§ **Records for the task**:
★ ★ ★ ★ ★

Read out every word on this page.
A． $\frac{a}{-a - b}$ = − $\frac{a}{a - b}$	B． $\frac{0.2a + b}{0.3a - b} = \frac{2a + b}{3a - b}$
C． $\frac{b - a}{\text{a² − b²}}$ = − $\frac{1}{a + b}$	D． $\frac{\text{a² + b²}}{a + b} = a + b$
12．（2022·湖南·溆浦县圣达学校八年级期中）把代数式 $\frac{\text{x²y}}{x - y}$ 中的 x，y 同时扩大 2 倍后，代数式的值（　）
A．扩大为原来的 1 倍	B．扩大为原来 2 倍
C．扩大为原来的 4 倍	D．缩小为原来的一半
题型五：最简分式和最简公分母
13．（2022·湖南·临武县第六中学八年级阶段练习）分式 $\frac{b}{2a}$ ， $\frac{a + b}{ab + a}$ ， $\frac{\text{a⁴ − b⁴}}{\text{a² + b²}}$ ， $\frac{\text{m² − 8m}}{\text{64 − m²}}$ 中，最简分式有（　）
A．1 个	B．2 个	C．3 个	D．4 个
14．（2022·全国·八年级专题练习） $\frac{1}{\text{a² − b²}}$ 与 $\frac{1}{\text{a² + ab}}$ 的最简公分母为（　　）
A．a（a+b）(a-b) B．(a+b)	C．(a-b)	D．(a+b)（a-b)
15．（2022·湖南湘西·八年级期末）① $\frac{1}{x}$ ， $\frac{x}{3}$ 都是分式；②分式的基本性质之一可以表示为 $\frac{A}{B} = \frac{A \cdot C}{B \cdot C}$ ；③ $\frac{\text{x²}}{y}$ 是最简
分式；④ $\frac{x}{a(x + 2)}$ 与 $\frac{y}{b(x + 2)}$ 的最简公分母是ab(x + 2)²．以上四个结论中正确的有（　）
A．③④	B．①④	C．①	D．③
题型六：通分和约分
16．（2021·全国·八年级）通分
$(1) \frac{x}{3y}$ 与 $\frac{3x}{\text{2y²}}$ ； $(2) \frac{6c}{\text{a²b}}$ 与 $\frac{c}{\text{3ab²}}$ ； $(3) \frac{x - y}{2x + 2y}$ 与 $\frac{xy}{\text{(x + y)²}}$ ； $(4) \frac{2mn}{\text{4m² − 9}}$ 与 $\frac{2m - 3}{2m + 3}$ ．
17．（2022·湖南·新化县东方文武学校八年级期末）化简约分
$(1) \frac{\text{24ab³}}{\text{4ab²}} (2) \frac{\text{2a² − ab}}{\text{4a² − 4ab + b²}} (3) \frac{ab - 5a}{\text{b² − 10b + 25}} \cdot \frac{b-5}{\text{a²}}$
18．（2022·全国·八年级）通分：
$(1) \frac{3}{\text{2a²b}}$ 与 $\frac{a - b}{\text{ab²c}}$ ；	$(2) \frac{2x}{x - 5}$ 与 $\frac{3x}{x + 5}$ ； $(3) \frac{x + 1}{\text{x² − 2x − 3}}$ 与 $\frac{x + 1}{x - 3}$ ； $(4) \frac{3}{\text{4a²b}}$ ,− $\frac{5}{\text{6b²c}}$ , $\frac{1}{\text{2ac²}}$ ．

★ ★ ★ ★ ★

Find how many lines include the string "text" and report that number alone.

8